§ What this task involves
Out of the lines below, please list those that hold the string "JSON".

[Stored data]
================

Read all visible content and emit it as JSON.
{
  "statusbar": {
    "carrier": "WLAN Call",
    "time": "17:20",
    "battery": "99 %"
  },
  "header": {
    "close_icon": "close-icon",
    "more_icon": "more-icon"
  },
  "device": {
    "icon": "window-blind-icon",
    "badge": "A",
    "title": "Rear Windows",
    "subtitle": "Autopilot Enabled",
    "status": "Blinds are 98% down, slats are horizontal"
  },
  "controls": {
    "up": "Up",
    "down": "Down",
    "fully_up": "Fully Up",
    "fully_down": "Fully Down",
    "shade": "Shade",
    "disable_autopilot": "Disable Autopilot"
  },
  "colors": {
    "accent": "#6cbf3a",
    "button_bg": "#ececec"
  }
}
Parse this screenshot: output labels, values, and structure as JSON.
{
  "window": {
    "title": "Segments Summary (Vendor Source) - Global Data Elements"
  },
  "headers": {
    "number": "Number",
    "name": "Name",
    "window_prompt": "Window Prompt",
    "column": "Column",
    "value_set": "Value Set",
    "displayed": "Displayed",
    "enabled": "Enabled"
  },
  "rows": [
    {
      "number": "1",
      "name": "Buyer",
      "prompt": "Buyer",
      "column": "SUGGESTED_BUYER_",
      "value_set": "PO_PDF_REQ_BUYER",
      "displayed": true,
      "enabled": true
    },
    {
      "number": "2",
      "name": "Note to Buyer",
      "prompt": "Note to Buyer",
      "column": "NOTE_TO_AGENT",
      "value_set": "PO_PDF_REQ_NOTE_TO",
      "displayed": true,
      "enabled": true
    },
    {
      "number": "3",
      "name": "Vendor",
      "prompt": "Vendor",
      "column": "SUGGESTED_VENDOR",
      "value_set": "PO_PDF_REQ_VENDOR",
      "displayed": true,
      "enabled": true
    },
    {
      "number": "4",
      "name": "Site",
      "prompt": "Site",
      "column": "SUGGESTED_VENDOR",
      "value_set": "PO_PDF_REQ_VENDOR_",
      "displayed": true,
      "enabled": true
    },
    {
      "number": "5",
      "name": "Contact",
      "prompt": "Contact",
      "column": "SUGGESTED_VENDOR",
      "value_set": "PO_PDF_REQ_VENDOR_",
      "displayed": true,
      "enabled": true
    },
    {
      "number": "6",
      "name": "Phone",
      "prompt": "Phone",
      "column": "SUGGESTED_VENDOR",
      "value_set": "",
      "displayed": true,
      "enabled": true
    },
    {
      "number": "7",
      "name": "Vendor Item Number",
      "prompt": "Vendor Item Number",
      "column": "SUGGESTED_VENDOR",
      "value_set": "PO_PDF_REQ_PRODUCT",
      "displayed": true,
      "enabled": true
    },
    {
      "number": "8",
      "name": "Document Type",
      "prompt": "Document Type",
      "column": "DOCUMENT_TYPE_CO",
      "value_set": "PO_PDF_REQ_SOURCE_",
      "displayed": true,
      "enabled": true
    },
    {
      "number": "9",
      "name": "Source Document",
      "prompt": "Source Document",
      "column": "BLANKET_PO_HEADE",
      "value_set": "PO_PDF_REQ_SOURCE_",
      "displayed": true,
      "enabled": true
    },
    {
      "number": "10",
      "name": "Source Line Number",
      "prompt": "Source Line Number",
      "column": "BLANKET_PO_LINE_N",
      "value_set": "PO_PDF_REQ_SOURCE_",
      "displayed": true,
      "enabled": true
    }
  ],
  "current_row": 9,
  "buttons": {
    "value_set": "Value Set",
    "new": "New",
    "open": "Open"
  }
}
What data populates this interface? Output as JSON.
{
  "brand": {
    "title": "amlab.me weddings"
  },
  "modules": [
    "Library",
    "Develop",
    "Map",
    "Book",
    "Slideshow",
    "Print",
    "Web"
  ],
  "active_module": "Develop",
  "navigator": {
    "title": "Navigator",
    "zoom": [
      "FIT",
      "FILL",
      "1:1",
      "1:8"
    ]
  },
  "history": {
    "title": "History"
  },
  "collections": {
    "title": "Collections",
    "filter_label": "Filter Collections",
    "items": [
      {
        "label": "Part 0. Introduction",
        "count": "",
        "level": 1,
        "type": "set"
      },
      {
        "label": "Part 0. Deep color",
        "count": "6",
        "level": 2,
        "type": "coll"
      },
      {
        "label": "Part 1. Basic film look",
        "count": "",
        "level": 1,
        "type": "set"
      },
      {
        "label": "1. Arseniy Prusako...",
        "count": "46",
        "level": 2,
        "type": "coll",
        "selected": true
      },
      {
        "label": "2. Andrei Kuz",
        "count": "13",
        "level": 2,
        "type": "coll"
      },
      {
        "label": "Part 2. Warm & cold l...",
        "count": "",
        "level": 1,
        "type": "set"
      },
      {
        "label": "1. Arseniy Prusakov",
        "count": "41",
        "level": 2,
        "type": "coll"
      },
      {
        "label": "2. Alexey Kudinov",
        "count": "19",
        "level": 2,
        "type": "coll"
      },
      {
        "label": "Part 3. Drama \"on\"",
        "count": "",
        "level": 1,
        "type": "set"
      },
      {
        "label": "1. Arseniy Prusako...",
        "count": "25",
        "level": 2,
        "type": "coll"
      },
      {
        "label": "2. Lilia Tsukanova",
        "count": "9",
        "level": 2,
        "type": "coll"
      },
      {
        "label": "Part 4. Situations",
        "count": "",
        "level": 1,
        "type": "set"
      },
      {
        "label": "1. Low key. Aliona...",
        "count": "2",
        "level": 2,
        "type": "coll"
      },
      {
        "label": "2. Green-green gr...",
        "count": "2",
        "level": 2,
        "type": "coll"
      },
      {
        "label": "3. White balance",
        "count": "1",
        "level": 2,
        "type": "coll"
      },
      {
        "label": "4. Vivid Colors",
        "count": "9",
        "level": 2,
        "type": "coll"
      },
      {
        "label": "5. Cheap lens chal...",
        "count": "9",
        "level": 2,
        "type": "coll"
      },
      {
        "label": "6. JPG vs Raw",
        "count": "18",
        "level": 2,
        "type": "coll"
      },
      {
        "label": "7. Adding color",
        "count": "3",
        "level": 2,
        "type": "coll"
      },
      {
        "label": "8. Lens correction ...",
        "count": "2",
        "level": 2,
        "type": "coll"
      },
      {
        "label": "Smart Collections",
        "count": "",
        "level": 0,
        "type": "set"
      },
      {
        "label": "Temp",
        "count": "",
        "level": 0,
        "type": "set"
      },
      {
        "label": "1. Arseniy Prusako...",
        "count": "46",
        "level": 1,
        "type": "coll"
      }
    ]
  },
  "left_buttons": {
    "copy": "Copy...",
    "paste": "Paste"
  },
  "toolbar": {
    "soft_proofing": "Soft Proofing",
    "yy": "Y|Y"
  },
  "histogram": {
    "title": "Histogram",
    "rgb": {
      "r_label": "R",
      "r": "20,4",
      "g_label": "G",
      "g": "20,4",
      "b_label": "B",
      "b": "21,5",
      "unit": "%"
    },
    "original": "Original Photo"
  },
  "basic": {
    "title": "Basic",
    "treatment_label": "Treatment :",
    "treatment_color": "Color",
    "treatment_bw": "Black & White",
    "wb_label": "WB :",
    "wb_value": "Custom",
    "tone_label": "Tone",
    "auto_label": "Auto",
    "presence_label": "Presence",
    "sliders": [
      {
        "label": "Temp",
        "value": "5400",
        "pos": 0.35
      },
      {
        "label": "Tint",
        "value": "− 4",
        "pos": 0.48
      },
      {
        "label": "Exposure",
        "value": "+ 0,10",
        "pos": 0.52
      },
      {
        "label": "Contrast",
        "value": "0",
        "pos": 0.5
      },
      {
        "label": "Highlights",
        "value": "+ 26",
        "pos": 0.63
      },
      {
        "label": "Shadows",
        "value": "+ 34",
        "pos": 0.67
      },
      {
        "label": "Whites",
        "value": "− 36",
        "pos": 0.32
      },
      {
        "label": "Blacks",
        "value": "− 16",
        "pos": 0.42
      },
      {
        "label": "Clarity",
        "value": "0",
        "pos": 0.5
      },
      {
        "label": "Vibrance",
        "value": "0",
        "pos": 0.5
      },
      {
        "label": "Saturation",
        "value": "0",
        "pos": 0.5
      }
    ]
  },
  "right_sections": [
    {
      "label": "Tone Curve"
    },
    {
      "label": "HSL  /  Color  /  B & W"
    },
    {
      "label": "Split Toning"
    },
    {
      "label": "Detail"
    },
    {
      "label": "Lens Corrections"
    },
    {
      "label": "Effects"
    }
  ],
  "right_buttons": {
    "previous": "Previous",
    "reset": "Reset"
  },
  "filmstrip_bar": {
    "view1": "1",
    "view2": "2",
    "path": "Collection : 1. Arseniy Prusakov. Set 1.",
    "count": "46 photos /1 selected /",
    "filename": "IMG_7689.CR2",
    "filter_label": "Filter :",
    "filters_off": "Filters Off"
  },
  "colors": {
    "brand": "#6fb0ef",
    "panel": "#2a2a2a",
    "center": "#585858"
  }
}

================

§ Output for this task
Read all visible content and emit it as JSON.
Parse this screenshot: output labels, values, and structure as JSON.
What data populates this interface? Output as JSON.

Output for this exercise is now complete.